> **Material**:

·····

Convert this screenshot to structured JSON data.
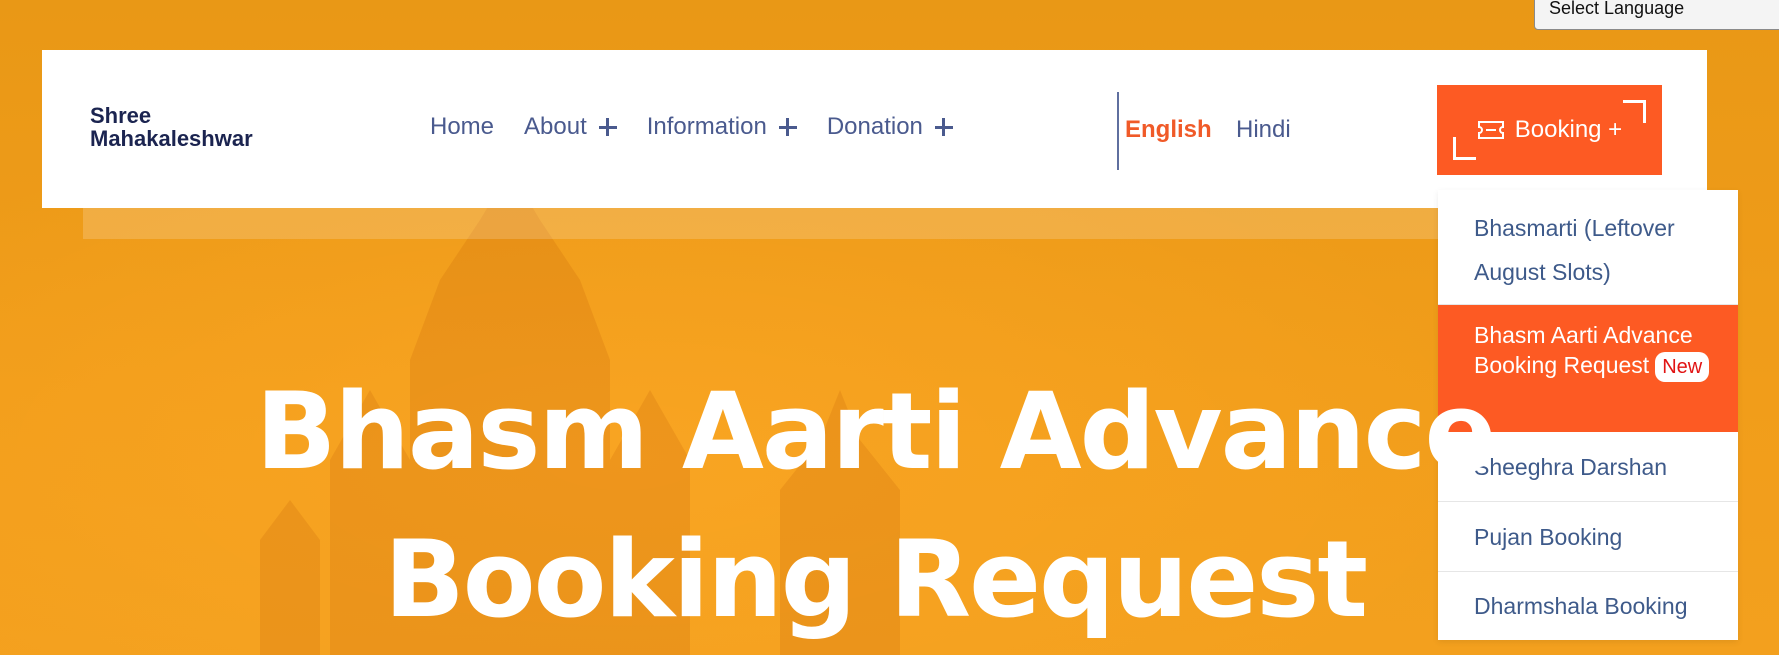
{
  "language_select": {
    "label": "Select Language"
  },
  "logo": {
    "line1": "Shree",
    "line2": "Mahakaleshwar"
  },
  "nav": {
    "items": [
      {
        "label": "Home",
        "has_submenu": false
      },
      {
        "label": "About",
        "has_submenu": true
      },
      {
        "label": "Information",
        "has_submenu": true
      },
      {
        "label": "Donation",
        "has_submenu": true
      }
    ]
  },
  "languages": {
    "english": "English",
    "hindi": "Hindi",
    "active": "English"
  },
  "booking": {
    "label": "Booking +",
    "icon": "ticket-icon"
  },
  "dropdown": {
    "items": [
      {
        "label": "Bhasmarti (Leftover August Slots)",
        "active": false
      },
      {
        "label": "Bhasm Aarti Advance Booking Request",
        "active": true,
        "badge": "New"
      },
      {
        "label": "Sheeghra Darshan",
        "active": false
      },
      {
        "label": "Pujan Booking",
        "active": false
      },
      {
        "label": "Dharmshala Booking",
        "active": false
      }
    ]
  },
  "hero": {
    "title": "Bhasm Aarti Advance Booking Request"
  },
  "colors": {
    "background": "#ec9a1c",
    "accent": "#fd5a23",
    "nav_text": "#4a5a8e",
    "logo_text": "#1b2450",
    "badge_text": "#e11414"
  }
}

·····

> **Exercise prompt**:
Extract every line that has the string "label" in it.

> **Solution to the problem**:
    "label": "Select Language"
        "label": "Home",
        "label": "About",
        "label": "Information",
        "label": "Donation",
    "label": "Booking +",
        "label": "Bhasmarti (Leftover August Slots)",
        "label": "Bhasm Aarti Advance Booking Request",
        "label": "Sheeghra Darshan",
        "label": "Pujan Booking",
        "label": "Dharmshala Booking",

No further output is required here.